■ Work to complete
In the entries below, identify every line with the string "number" and copy it.

■ Extracted data
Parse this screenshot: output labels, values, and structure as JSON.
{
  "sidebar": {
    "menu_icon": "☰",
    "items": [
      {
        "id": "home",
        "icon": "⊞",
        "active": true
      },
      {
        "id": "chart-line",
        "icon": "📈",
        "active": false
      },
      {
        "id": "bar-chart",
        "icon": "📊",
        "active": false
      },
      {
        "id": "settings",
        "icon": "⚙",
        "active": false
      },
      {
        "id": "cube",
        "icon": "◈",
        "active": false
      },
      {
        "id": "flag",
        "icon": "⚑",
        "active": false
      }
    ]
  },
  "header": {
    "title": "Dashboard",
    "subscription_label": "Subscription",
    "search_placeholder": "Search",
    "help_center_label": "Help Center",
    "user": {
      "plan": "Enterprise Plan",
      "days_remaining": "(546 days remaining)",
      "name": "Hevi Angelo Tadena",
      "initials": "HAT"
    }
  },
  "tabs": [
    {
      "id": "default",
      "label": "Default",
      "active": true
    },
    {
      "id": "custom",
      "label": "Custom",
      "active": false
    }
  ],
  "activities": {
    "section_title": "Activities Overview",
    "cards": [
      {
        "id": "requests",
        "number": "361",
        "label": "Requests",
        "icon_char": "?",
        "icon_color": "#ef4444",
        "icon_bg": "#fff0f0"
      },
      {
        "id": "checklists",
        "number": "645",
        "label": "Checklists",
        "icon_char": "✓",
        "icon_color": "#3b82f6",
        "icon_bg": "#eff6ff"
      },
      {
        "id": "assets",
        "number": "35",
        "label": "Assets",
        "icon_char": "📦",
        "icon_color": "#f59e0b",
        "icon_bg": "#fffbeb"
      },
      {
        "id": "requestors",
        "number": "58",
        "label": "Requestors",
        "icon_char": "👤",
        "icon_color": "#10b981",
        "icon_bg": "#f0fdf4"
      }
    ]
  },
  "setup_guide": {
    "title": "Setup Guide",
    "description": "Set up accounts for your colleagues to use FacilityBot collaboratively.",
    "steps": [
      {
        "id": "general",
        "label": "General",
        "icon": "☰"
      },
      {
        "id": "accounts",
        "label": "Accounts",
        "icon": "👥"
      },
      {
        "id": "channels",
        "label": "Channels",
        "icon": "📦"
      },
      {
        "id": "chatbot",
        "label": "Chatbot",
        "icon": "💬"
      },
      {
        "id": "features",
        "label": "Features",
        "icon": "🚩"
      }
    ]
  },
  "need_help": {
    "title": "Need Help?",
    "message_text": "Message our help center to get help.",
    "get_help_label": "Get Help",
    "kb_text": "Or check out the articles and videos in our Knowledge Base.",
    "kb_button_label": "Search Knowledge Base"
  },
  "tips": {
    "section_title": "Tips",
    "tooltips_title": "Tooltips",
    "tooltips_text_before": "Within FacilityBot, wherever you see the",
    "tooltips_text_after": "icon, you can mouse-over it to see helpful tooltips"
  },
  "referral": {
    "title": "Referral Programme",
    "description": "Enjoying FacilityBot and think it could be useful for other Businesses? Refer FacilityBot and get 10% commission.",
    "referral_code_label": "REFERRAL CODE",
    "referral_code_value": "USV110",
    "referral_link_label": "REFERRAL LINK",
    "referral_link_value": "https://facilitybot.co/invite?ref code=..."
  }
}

■ Response to this exercise
        "number": "361",
        "number": "645",
        "number": "35",
        "number": "58",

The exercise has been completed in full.